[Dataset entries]
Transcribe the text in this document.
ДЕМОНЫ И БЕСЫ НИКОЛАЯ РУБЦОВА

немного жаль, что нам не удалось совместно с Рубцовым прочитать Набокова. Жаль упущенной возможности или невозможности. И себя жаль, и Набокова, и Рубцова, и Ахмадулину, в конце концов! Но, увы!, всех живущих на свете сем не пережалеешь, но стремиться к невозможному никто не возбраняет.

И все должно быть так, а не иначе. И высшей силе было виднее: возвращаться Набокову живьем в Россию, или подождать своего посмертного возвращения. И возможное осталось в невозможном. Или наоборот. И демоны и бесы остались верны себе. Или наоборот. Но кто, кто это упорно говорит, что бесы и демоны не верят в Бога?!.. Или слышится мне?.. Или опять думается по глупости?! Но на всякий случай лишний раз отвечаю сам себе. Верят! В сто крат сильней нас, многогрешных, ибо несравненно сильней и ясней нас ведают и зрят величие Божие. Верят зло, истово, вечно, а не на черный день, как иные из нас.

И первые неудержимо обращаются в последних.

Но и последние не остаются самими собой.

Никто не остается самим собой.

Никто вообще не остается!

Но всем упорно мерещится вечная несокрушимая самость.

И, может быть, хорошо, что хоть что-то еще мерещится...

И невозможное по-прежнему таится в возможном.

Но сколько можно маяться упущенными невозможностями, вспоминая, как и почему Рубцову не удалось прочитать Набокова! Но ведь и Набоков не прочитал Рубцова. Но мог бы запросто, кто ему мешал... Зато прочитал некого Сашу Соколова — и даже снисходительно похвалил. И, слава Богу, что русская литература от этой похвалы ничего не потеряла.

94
--
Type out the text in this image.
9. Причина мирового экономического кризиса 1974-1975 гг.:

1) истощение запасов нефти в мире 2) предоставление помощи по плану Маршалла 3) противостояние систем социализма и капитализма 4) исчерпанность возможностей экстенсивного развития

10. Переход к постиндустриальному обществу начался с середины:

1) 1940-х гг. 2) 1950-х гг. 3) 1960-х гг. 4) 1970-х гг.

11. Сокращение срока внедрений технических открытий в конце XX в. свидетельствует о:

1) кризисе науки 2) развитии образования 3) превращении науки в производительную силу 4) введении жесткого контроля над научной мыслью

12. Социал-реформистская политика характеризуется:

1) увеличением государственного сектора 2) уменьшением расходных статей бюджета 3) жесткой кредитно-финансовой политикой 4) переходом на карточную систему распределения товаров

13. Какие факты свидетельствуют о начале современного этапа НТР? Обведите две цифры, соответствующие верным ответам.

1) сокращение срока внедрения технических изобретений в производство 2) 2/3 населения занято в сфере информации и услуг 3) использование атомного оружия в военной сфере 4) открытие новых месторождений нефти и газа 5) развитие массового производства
--
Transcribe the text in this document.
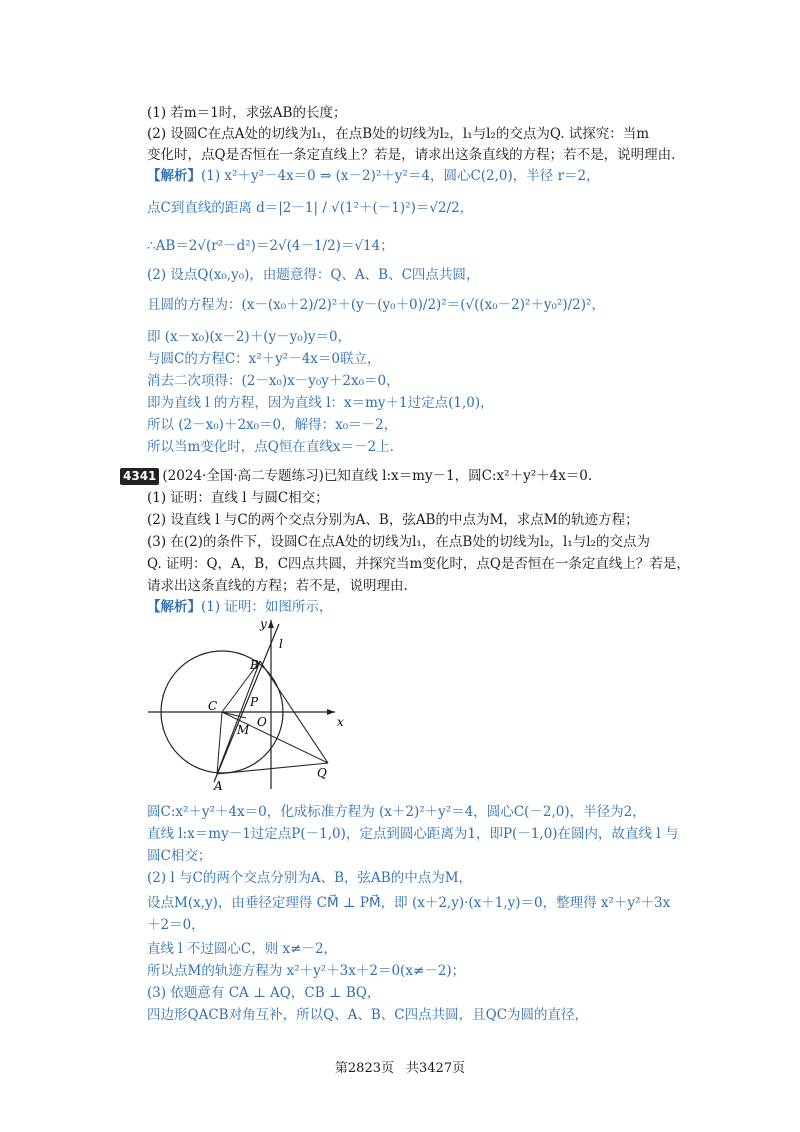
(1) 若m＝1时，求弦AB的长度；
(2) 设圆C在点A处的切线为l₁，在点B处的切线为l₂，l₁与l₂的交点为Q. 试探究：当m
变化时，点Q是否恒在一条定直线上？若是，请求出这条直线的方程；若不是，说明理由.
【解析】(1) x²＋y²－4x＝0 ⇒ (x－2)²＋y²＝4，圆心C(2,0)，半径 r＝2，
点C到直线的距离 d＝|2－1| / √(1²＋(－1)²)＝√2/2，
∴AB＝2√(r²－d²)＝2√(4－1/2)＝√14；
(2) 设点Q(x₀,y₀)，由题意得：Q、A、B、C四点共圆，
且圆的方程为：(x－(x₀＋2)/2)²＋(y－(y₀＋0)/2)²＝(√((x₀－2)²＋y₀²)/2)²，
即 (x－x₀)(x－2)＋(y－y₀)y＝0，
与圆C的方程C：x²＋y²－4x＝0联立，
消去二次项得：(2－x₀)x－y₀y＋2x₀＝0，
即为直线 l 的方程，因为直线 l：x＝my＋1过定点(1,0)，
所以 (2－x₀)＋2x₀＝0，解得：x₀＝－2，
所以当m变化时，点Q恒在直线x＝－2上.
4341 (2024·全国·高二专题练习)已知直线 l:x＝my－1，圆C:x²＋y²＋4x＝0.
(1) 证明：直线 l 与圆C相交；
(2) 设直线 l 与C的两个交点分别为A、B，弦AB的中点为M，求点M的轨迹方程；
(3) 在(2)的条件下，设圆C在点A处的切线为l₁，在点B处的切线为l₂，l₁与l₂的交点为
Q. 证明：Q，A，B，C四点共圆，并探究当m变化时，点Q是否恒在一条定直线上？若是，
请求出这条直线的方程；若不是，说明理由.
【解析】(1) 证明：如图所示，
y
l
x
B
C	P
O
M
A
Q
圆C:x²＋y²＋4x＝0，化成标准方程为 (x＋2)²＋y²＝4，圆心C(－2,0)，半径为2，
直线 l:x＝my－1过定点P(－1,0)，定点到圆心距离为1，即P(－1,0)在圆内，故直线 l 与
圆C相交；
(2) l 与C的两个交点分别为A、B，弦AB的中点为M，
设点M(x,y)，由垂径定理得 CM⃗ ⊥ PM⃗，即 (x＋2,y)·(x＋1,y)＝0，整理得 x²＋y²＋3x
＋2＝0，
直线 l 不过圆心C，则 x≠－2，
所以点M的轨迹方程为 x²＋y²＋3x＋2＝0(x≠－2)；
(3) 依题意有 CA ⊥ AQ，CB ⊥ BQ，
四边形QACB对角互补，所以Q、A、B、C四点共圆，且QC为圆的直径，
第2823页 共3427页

• _Given request_: Pull every line containing "C四点共圆" from the material above.

• _Written response_:
(2) 设点Q(x₀,y₀)，由题意得：Q、A、B、C四点共圆，
Q. 证明：Q，A，B，C四点共圆，并探究当m变化时，点Q是否恒在一条定直线上？若是，
四边形QACB对角互补，所以Q、A、B、C四点共圆，且QC为圆的直径，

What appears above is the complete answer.